REQUIRED WORK: Give the material again from its start up to and including the line containing "data-label: -29% [308,692,350,713]", replacing "y-tick-label" with "category-label" and changing nothing else. Return only those lines.

DATA SECTION:
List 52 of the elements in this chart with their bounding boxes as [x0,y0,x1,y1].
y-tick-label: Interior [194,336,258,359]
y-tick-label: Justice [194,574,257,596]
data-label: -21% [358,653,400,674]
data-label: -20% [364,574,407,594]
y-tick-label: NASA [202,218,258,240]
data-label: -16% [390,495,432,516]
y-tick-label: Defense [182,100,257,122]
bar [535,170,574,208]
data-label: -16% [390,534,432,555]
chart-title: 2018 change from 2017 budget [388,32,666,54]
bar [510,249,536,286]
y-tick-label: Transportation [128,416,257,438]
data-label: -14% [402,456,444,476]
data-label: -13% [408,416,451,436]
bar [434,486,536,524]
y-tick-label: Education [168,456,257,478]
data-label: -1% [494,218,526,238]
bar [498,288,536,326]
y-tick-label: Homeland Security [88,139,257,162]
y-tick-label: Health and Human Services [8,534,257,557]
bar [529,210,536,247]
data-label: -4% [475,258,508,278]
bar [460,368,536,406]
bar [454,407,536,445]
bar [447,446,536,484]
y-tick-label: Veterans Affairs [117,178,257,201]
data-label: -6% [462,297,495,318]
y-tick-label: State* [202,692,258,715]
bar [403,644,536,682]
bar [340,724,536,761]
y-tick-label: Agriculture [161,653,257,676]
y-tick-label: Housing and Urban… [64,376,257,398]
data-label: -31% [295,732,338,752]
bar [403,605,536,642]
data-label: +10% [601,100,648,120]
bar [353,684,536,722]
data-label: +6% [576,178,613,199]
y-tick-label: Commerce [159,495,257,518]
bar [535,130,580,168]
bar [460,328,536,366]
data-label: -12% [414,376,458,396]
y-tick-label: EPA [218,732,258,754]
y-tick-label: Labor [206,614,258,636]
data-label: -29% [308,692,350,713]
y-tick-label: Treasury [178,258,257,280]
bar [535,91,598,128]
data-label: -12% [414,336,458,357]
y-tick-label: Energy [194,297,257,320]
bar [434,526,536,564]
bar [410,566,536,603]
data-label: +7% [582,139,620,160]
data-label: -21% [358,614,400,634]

ANSWER TO THIS PROBLEM:
List 52 of the elements in this chart with their bounding boxes as [x0,y0,x1,y1].
category-label: Interior [194,336,258,359]
category-label: Justice [194,574,257,596]
data-label: -21% [358,653,400,674]
data-label: -20% [364,574,407,594]
category-label: NASA [202,218,258,240]
data-label: -16% [390,495,432,516]
category-label: Defense [182,100,257,122]
bar [535,170,574,208]
data-label: -16% [390,534,432,555]
chart-title: 2018 change from 2017 budget [388,32,666,54]
bar [510,249,536,286]
category-label: Transportation [128,416,257,438]
data-label: -14% [402,456,444,476]
data-label: -13% [408,416,451,436]
bar [434,486,536,524]
category-label: Education [168,456,257,478]
data-label: -1% [494,218,526,238]
bar [498,288,536,326]
category-label: Homeland Security [88,139,257,162]
category-label: Health and Human Services [8,534,257,557]
bar [529,210,536,247]
data-label: -4% [475,258,508,278]
bar [460,368,536,406]
bar [454,407,536,445]
bar [447,446,536,484]
category-label: Veterans Affairs [117,178,257,201]
data-label: -6% [462,297,495,318]
category-label: State* [202,692,258,715]
bar [403,644,536,682]
bar [340,724,536,761]
category-label: Agriculture [161,653,257,676]
category-label: Housing and Urban… [64,376,257,398]
data-label: -31% [295,732,338,752]
bar [403,605,536,642]
data-label: +10% [601,100,648,120]
bar [353,684,536,722]
data-label: +6% [576,178,613,199]
category-label: Commerce [159,495,257,518]
bar [535,130,580,168]
bar [460,328,536,366]
data-label: -12% [414,376,458,396]
category-label: EPA [218,732,258,754]
category-label: Labor [206,614,258,636]
data-label: -29% [308,692,350,713]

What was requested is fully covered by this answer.